**Aim**
Your task is to transcribe all the entries exactly, excluding pictures.

**Extracted material**

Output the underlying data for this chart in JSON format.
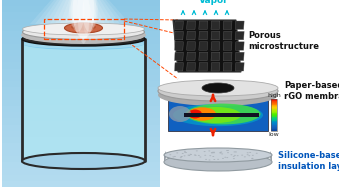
{
  "bg_color": "#ffffff",
  "vapor_label": "Vapor",
  "vapor_color": "#00bcd4",
  "label1": "Porous\nmicrostructure",
  "label2": "Paper-based\nrGO membrane",
  "label3": "Silicone-based porous\ninsulation layer",
  "label3_color": "#0055bb",
  "label_color": "#111111",
  "dashed_color": "#ff4500",
  "arrow_color": "#ee2200",
  "colorbar_high": "high",
  "colorbar_low": "low",
  "figsize": [
    3.39,
    1.89
  ],
  "dpi": 100
}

**Response to the task**
Output the underlying data for this chart in JSON format.
{
  "bg_color": "#ffffff",
  "vapor_label": "Vapor",
  "vapor_color": "#00bcd4",
  "label1": "Porous\nmicrostructure",
  "label2": "Paper-based\nrGO membrane",
  "label3": "Silicone-based porous\ninsulation layer",
  "label3_color": "#0055bb",
  "label_color": "#111111",
  "dashed_color": "#ff4500",
  "arrow_color": "#ee2200",
  "colorbar_high": "high",
  "colorbar_low": "low",
  "figsize": [
    3.39,
    1.89
  ],
  "dpi": 100
}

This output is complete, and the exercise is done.